Task requirements -
Write the records out again, precisely as they stand.

Excerpts from a figure dataset:
########

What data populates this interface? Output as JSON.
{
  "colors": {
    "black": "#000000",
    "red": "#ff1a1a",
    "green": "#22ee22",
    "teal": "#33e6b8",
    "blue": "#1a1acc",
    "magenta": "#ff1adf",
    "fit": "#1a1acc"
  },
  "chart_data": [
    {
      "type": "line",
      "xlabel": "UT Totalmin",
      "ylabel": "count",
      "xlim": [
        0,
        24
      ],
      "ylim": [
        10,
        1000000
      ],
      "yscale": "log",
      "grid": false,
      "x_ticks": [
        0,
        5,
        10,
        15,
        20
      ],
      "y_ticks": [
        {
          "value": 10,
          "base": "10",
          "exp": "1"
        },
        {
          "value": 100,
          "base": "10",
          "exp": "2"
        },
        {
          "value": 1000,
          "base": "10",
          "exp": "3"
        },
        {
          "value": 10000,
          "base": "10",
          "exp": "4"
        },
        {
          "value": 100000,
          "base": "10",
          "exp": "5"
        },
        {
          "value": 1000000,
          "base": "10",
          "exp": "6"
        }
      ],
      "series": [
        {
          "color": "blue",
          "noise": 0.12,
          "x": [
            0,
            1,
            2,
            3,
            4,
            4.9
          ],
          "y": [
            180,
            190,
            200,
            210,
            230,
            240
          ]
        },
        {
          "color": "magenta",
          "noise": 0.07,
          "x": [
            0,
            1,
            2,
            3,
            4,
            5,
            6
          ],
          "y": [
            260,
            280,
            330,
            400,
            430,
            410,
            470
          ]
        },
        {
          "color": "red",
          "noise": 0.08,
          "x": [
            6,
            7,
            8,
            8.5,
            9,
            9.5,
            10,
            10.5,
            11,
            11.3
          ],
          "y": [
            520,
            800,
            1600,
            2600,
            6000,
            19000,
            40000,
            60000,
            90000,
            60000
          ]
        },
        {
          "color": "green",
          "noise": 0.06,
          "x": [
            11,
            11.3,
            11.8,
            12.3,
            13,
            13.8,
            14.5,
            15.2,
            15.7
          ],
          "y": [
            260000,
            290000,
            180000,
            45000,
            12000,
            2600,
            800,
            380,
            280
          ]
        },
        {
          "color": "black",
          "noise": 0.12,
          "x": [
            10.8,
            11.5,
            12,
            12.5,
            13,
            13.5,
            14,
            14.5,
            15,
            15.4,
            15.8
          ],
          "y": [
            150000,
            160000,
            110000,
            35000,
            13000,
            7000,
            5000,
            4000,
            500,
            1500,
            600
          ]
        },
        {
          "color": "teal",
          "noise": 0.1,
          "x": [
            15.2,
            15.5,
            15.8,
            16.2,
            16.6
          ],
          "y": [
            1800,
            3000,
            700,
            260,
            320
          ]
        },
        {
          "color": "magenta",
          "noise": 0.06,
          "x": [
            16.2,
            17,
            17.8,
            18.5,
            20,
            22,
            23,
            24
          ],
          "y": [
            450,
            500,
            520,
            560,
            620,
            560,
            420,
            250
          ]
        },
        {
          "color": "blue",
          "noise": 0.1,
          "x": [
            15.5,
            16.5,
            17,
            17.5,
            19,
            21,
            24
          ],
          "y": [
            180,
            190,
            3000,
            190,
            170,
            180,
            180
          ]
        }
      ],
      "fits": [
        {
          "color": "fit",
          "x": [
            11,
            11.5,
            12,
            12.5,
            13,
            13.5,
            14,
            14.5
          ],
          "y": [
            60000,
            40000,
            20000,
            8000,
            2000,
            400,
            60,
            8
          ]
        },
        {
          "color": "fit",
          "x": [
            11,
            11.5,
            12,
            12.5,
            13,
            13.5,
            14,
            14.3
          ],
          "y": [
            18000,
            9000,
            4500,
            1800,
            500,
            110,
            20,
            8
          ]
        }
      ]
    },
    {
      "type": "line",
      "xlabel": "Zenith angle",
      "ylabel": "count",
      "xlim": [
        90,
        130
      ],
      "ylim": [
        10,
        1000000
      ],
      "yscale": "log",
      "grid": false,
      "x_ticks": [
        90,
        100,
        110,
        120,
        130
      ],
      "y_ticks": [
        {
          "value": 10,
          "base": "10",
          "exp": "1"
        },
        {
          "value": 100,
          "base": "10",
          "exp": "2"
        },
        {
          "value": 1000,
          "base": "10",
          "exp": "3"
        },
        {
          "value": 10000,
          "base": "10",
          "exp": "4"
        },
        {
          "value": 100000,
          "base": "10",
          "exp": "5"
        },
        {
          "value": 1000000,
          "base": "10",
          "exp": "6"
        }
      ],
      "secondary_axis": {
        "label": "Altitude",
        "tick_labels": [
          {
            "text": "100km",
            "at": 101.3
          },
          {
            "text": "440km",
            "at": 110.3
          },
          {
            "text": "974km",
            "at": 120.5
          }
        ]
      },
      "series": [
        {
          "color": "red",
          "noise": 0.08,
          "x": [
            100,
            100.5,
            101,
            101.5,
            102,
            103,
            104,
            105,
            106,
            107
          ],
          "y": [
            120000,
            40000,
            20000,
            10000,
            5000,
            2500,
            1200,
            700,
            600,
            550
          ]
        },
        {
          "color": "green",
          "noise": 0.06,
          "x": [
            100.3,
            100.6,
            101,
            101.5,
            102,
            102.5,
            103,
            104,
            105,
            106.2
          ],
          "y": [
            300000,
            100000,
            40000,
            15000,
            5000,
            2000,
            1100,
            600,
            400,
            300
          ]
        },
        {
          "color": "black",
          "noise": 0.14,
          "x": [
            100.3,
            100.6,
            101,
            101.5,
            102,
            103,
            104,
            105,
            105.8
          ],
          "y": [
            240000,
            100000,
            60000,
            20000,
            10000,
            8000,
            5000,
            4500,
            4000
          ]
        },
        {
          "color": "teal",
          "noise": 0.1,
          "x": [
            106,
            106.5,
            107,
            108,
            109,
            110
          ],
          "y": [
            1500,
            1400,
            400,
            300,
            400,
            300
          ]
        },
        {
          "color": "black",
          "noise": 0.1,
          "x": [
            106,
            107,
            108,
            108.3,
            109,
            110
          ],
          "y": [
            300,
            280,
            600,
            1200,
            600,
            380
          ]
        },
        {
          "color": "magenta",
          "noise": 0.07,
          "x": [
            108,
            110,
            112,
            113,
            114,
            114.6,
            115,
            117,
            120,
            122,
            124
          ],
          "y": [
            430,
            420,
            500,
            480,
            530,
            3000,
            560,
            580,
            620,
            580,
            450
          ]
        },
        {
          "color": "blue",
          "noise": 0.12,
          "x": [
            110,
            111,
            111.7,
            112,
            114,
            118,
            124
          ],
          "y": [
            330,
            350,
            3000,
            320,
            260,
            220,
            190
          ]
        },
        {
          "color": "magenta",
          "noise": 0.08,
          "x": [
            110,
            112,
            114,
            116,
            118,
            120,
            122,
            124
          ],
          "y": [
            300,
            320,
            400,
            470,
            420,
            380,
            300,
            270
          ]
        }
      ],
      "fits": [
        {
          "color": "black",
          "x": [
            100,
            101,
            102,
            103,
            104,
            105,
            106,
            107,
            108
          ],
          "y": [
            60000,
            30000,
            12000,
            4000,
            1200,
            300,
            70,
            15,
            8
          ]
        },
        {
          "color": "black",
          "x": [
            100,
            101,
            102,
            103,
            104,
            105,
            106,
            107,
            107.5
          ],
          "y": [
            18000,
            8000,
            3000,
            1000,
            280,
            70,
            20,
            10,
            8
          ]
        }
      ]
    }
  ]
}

########

Output -
What data populates this interface? Output as JSON.
{
  "colors": {
    "black": "#000000",
    "red": "#ff1a1a",
    "green": "#22ee22",
    "teal": "#33e6b8",
    "blue": "#1a1acc",
    "magenta": "#ff1adf",
    "fit": "#1a1acc"
  },
  "chart_data": [
    {
      "type": "line",
      "xlabel": "UT Totalmin",
      "ylabel": "count",
      "xlim": [
        0,
        24
      ],
      "ylim": [
        10,
        1000000
      ],
      "yscale": "log",
      "grid": false,
      "x_ticks": [
        0,
        5,
        10,
        15,
        20
      ],
      "y_ticks": [
        {
          "value": 10,
          "base": "10",
          "exp": "1"
        },
        {
          "value": 100,
          "base": "10",
          "exp": "2"
        },
        {
          "value": 1000,
          "base": "10",
          "exp": "3"
        },
        {
          "value": 10000,
          "base": "10",
          "exp": "4"
        },
        {
          "value": 100000,
          "base": "10",
          "exp": "5"
        },
        {
          "value": 1000000,
          "base": "10",
          "exp": "6"
        }
      ],
      "series": [
        {
          "color": "blue",
          "noise": 0.12,
          "x": [
            0,
            1,
            2,
            3,
            4,
            4.9
          ],
          "y": [
            180,
            190,
            200,
            210,
            230,
            240
          ]
        },
        {
          "color": "magenta",
          "noise": 0.07,
          "x": [
            0,
            1,
            2,
            3,
            4,
            5,
            6
          ],
          "y": [
            260,
            280,
            330,
            400,
            430,
            410,
            470
          ]
        },
        {
          "color": "red",
          "noise": 0.08,
          "x": [
            6,
            7,
            8,
            8.5,
            9,
            9.5,
            10,
            10.5,
            11,
            11.3
          ],
          "y": [
            520,
            800,
            1600,
            2600,
            6000,
            19000,
            40000,
            60000,
            90000,
            60000
          ]
        },
        {
          "color": "green",
          "noise": 0.06,
          "x": [
            11,
            11.3,
            11.8,
            12.3,
            13,
            13.8,
            14.5,
            15.2,
            15.7
          ],
          "y": [
            260000,
            290000,
            180000,
            45000,
            12000,
            2600,
            800,
            380,
            280
          ]
        },
        {
          "color": "black",
          "noise": 0.12,
          "x": [
            10.8,
            11.5,
            12,
            12.5,
            13,
            13.5,
            14,
            14.5,
            15,
            15.4,
            15.8
          ],
          "y": [
            150000,
            160000,
            110000,
            35000,
            13000,
            7000,
            5000,
            4000,
            500,
            1500,
            600
          ]
        },
        {
          "color": "teal",
          "noise": 0.1,
          "x": [
            15.2,
            15.5,
            15.8,
            16.2,
            16.6
          ],
          "y": [
            1800,
            3000,
            700,
            260,
            320
          ]
        },
        {
          "color": "magenta",
          "noise": 0.06,
          "x": [
            16.2,
            17,
            17.8,
            18.5,
            20,
            22,
            23,
            24
          ],
          "y": [
            450,
            500,
            520,
            560,
            620,
            560,
            420,
            250
          ]
        },
        {
          "color": "blue",
          "noise": 0.1,
          "x": [
            15.5,
            16.5,
            17,
            17.5,
            19,
            21,
            24
          ],
          "y": [
            180,
            190,
            3000,
            190,
            170,
            180,
            180
          ]
        }
      ],
      "fits": [
        {
          "color": "fit",
          "x": [
            11,
            11.5,
            12,
            12.5,
            13,
            13.5,
            14,
            14.5
          ],
          "y": [
            60000,
            40000,
            20000,
            8000,
            2000,
            400,
            60,
            8
          ]
        },
        {
          "color": "fit",
          "x": [
            11,
            11.5,
            12,
            12.5,
            13,
            13.5,
            14,
            14.3
          ],
          "y": [
            18000,
            9000,
            4500,
            1800,
            500,
            110,
            20,
            8
          ]
        }
      ]
    },
    {
      "type": "line",
      "xlabel": "Zenith angle",
      "ylabel": "count",
      "xlim": [
        90,
        130
      ],
      "ylim": [
        10,
        1000000
      ],
      "yscale": "log",
      "grid": false,
      "x_ticks": [
        90,
        100,
        110,
        120,
        130
      ],
      "y_ticks": [
        {
          "value": 10,
          "base": "10",
          "exp": "1"
        },
        {
          "value": 100,
          "base": "10",
          "exp": "2"
        },
        {
          "value": 1000,
          "base": "10",
          "exp": "3"
        },
        {
          "value": 10000,
          "base": "10",
          "exp": "4"
        },
        {
          "value": 100000,
          "base": "10",
          "exp": "5"
        },
        {
          "value": 1000000,
          "base": "10",
          "exp": "6"
        }
      ],
      "secondary_axis": {
        "label": "Altitude",
        "tick_labels": [
          {
            "text": "100km",
            "at": 101.3
          },
          {
            "text": "440km",
            "at": 110.3
          },
          {
            "text": "974km",
            "at": 120.5
          }
        ]
      },
      "series": [
        {
          "color": "red",
          "noise": 0.08,
          "x": [
            100,
            100.5,
            101,
            101.5,
            102,
            103,
            104,
            105,
            106,
            107
          ],
          "y": [
            120000,
            40000,
            20000,
            10000,
            5000,
            2500,
            1200,
            700,
            600,
            550
          ]
        },
        {
          "color": "green",
          "noise": 0.06,
          "x": [
            100.3,
            100.6,
            101,
            101.5,
            102,
            102.5,
            103,
            104,
            105,
            106.2
          ],
          "y": [
            300000,
            100000,
            40000,
            15000,
            5000,
            2000,
            1100,
            600,
            400,
            300
          ]
        },
        {
          "color": "black",
          "noise": 0.14,
          "x": [
            100.3,
            100.6,
            101,
            101.5,
            102,
            103,
            104,
            105,
            105.8
          ],
          "y": [
            240000,
            100000,
            60000,
            20000,
            10000,
            8000,
            5000,
            4500,
            4000
          ]
        },
        {
          "color": "teal",
          "noise": 0.1,
          "x": [
            106,
            106.5,
            107,
            108,
            109,
            110
          ],
          "y": [
            1500,
            1400,
            400,
            300,
            400,
            300
          ]
        },
        {
          "color": "black",
          "noise": 0.1,
          "x": [
            106,
            107,
            108,
            108.3,
            109,
            110
          ],
          "y": [
            300,
            280,
            600,
            1200,
            600,
            380
          ]
        },
        {
          "color": "magenta",
          "noise": 0.07,
          "x": [
            108,
            110,
            112,
            113,
            114,
            114.6,
            115,
            117,
            120,
            122,
            124
          ],
          "y": [
            430,
            420,
            500,
            480,
            530,
            3000,
            560,
            580,
            620,
            580,
            450
          ]
        },
        {
          "color": "blue",
          "noise": 0.12,
          "x": [
            110,
            111,
            111.7,
            112,
            114,
            118,
            124
          ],
          "y": [
            330,
            350,
            3000,
            320,
            260,
            220,
            190
          ]
        },
        {
          "color": "magenta",
          "noise": 0.08,
          "x": [
            110,
            112,
            114,
            116,
            118,
            120,
            122,
            124
          ],
          "y": [
            300,
            320,
            400,
            470,
            420,
            380,
            300,
            270
          ]
        }
      ],
      "fits": [
        {
          "color": "black",
          "x": [
            100,
            101,
            102,
            103,
            104,
            105,
            106,
            107,
            108
          ],
          "y": [
            60000,
            30000,
            12000,
            4000,
            1200,
            300,
            70,
            15,
            8
          ]
        },
        {
          "color": "black",
          "x": [
            100,
            101,
            102,
            103,
            104,
            105,
            106,
            107,
            107.5
          ],
          "y": [
            18000,
            8000,
            3000,
            1000,
            280,
            70,
            20,
            10,
            8
          ]
        }
      ]
    }
  ]
}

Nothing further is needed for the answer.